● Objective
Copy out the rows below with every "data-point" changed to "marker" and nothing else altered. Leave out the pictures.
# start of Data rows
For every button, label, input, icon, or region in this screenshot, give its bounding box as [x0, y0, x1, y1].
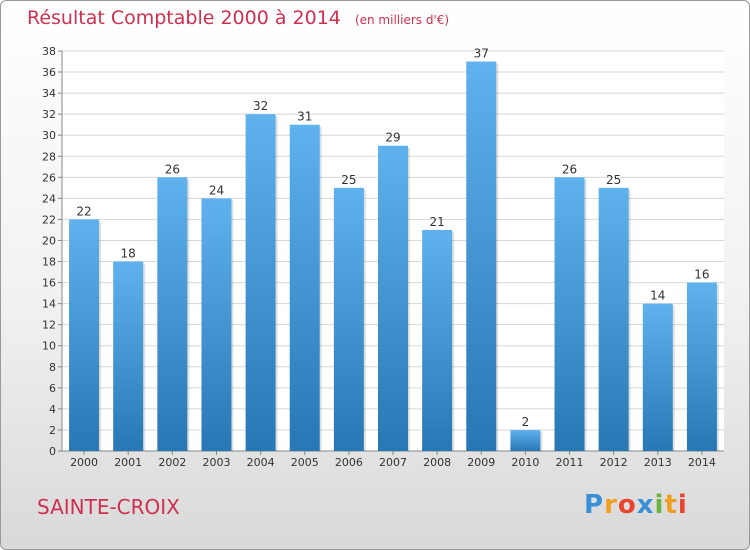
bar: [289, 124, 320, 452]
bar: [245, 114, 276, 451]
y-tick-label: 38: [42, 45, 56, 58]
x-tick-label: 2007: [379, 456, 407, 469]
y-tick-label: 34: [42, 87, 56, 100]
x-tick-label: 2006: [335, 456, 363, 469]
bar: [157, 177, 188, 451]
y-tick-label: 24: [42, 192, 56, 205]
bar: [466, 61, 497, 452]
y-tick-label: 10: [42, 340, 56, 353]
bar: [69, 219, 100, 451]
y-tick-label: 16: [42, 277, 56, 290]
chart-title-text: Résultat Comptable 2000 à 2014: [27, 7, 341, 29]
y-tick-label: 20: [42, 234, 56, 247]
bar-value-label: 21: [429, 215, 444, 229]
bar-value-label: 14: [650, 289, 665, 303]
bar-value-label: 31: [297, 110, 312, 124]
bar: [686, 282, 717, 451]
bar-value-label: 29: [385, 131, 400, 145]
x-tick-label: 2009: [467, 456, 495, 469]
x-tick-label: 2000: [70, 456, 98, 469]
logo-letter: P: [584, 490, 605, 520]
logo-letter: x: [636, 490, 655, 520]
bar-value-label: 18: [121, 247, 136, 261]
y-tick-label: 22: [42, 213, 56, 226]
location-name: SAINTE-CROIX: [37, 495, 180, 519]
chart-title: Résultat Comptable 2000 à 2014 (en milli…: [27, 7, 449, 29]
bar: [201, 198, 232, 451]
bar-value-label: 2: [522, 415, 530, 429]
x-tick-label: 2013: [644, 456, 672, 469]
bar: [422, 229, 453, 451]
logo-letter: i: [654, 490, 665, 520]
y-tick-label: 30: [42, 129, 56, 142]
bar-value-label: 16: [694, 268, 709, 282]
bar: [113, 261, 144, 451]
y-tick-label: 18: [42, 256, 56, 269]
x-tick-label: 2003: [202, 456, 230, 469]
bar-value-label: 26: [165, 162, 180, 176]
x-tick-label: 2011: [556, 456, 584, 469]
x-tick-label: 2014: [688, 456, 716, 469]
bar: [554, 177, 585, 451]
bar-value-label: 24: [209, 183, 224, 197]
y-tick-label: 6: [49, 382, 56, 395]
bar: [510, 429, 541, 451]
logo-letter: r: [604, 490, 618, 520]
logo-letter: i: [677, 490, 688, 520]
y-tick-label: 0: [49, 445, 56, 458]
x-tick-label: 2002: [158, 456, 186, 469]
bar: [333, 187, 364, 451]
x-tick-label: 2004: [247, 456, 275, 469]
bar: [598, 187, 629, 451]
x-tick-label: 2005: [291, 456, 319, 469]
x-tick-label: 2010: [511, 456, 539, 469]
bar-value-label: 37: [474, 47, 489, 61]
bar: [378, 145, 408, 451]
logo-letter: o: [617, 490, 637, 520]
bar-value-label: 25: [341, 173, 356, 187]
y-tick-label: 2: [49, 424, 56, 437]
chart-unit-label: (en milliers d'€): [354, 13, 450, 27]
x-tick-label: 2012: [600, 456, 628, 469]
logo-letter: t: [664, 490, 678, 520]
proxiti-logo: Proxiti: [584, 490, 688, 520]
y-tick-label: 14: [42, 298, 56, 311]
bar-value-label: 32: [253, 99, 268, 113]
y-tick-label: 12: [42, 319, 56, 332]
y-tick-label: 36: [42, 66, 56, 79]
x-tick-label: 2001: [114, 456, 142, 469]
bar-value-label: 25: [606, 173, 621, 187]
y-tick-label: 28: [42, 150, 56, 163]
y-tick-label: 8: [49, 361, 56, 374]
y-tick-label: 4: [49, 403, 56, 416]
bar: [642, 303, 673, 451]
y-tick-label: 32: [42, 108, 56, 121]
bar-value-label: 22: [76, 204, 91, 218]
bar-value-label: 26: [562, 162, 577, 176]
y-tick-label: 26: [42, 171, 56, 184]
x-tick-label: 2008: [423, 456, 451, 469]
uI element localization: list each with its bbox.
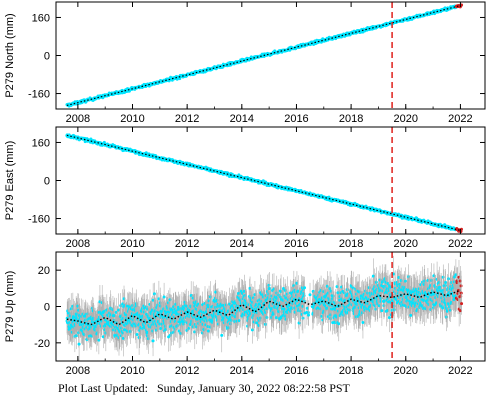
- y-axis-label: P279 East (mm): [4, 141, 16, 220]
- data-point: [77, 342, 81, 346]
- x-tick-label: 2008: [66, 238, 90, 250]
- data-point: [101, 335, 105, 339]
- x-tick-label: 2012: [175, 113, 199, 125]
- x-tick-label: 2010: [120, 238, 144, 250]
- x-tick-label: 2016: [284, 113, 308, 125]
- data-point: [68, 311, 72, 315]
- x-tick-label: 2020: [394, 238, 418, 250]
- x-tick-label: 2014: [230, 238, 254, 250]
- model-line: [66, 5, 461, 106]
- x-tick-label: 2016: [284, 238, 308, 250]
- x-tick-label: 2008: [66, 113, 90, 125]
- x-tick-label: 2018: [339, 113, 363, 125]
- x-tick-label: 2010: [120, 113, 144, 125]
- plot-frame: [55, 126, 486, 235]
# end of Data rows
● Exercise output
For every button, label, input, icon, or region in this screenshot, give its bounding box as [x0, y0, x1, y1].
bar: [289, 124, 320, 452]
bar: [245, 114, 276, 451]
y-tick-label: 38: [42, 45, 56, 58]
x-tick-label: 2007: [379, 456, 407, 469]
y-tick-label: 34: [42, 87, 56, 100]
x-tick-label: 2006: [335, 456, 363, 469]
bar: [157, 177, 188, 451]
y-tick-label: 24: [42, 192, 56, 205]
bar: [466, 61, 497, 452]
y-tick-label: 10: [42, 340, 56, 353]
bar: [69, 219, 100, 451]
y-tick-label: 16: [42, 277, 56, 290]
chart-title-text: Résultat Comptable 2000 à 2014: [27, 7, 341, 29]
y-tick-label: 20: [42, 234, 56, 247]
bar-value-label: 21: [429, 215, 444, 229]
bar-value-label: 14: [650, 289, 665, 303]
bar-value-label: 31: [297, 110, 312, 124]
bar: [686, 282, 717, 451]
bar-value-label: 29: [385, 131, 400, 145]
x-tick-label: 2009: [467, 456, 495, 469]
x-tick-label: 2000: [70, 456, 98, 469]
logo-letter: P: [584, 490, 605, 520]
logo-letter: x: [636, 490, 655, 520]
bar-value-label: 18: [121, 247, 136, 261]
y-tick-label: 22: [42, 213, 56, 226]
location-name: SAINTE-CROIX: [37, 495, 180, 519]
chart-title: Résultat Comptable 2000 à 2014 (en milli…: [27, 7, 449, 29]
bar: [201, 198, 232, 451]
bar-value-label: 2: [522, 415, 530, 429]
x-tick-label: 2013: [644, 456, 672, 469]
bar: [422, 229, 453, 451]
logo-letter: i: [654, 490, 665, 520]
y-tick-label: 30: [42, 129, 56, 142]
bar-value-label: 16: [694, 268, 709, 282]
bar: [113, 261, 144, 451]
y-tick-label: 18: [42, 256, 56, 269]
x-tick-label: 2003: [202, 456, 230, 469]
bar-value-label: 26: [165, 162, 180, 176]
x-tick-label: 2011: [556, 456, 584, 469]
x-tick-label: 2014: [688, 456, 716, 469]
bar: [554, 177, 585, 451]
bar-value-label: 24: [209, 183, 224, 197]
y-tick-label: 6: [49, 382, 56, 395]
bar: [510, 429, 541, 451]
logo-letter: r: [604, 490, 618, 520]
logo-letter: i: [677, 490, 688, 520]
y-tick-label: 0: [49, 445, 56, 458]
x-tick-label: 2002: [158, 456, 186, 469]
bar: [333, 187, 364, 451]
x-tick-label: 2004: [247, 456, 275, 469]
bar: [598, 187, 629, 451]
x-tick-label: 2005: [291, 456, 319, 469]
x-tick-label: 2010: [511, 456, 539, 469]
bar-value-label: 37: [474, 47, 489, 61]
bar: [378, 145, 408, 451]
logo-letter: o: [617, 490, 637, 520]
bar-value-label: 25: [341, 173, 356, 187]
y-tick-label: 2: [49, 424, 56, 437]
chart-unit-label: (en milliers d'€): [354, 13, 450, 27]
x-tick-label: 2012: [600, 456, 628, 469]
logo-letter: t: [664, 490, 678, 520]
proxiti-logo: Proxiti: [584, 490, 688, 520]
y-tick-label: 14: [42, 298, 56, 311]
bar-value-label: 32: [253, 99, 268, 113]
y-tick-label: 12: [42, 319, 56, 332]
y-tick-label: 36: [42, 66, 56, 79]
x-tick-label: 2001: [114, 456, 142, 469]
bar-value-label: 25: [606, 173, 621, 187]
y-tick-label: 28: [42, 150, 56, 163]
y-tick-label: 8: [49, 361, 56, 374]
y-tick-label: 4: [49, 403, 56, 416]
bar: [642, 303, 673, 451]
y-tick-label: 32: [42, 108, 56, 121]
bar-value-label: 22: [76, 204, 91, 218]
bar-value-label: 26: [562, 162, 577, 176]
y-tick-label: 26: [42, 171, 56, 184]
x-tick-label: 2008: [423, 456, 451, 469]
uI element localization: list each with its bbox.
- y-axis-label: P279 East (mm): [4, 141, 16, 220]
- marker: [77, 342, 81, 346]
- x-tick-label: 2008: [66, 238, 90, 250]
- marker: [101, 335, 105, 339]
- x-tick-label: 2012: [175, 113, 199, 125]
- x-tick-label: 2010: [120, 238, 144, 250]
- x-tick-label: 2016: [284, 113, 308, 125]
- marker: [68, 311, 72, 315]
- x-tick-label: 2020: [394, 238, 418, 250]
- x-tick-label: 2014: [230, 238, 254, 250]
- model-line: [66, 5, 461, 106]
- x-tick-label: 2016: [284, 238, 308, 250]
- x-tick-label: 2008: [66, 113, 90, 125]
- x-tick-label: 2018: [339, 113, 363, 125]
- x-tick-label: 2010: [120, 113, 144, 125]
- plot-frame: [55, 126, 486, 235]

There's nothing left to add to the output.